### [Problem requirements]
In the part of the records that opens with the line containing "bar [432, 414, 456, 662]" and closes with the line containing "bar [74, 399, 98, 662]", rename every "x-tick-label" to "category-label". Return only those lines, with nothing else altered.

═══

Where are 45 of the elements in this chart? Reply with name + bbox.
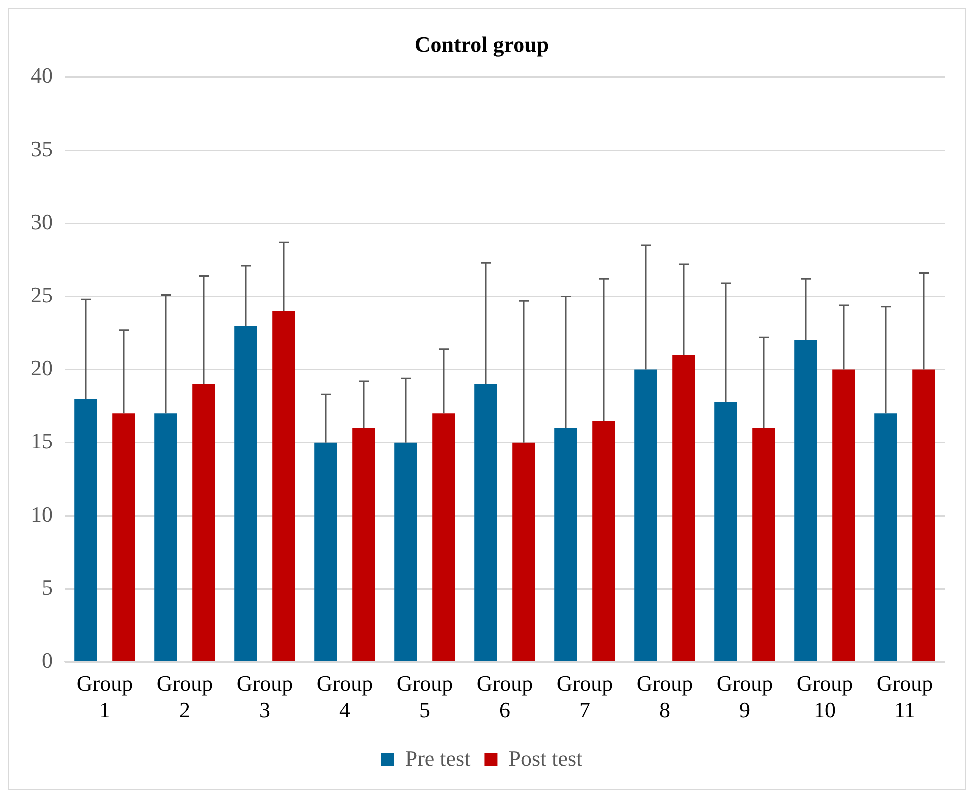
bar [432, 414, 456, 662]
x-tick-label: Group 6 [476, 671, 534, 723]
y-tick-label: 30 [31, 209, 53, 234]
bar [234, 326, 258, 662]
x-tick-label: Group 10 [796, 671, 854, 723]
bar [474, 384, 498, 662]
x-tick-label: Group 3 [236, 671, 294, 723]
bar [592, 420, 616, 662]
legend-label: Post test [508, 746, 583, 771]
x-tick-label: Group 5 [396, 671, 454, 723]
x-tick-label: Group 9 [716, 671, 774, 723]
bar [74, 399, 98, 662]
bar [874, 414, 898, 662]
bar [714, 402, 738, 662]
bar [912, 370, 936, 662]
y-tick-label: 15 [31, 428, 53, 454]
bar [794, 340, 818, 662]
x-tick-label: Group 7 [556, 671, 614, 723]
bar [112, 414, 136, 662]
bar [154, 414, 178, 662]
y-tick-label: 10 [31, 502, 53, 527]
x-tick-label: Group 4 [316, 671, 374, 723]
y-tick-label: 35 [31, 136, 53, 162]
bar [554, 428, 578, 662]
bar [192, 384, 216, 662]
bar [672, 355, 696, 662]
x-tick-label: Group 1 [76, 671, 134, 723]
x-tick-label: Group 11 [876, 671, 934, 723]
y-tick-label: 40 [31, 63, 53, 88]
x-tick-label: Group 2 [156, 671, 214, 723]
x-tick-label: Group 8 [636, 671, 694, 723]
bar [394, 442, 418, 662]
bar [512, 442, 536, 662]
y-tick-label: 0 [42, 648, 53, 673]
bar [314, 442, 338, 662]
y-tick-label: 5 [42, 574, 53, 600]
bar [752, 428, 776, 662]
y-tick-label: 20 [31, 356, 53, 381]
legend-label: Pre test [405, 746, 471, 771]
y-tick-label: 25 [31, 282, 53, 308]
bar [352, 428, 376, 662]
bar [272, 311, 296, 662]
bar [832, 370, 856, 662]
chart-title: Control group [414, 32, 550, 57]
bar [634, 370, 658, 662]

═══

### [Result below]
bar [432, 414, 456, 662]
category-label: Group 6 [476, 671, 534, 723]
y-tick-label: 30 [31, 209, 53, 234]
bar [234, 326, 258, 662]
category-label: Group 10 [796, 671, 854, 723]
bar [474, 384, 498, 662]
category-label: Group 3 [236, 671, 294, 723]
bar [592, 420, 616, 662]
legend-label: Post test [508, 746, 583, 771]
category-label: Group 5 [396, 671, 454, 723]
category-label: Group 9 [716, 671, 774, 723]
bar [74, 399, 98, 662]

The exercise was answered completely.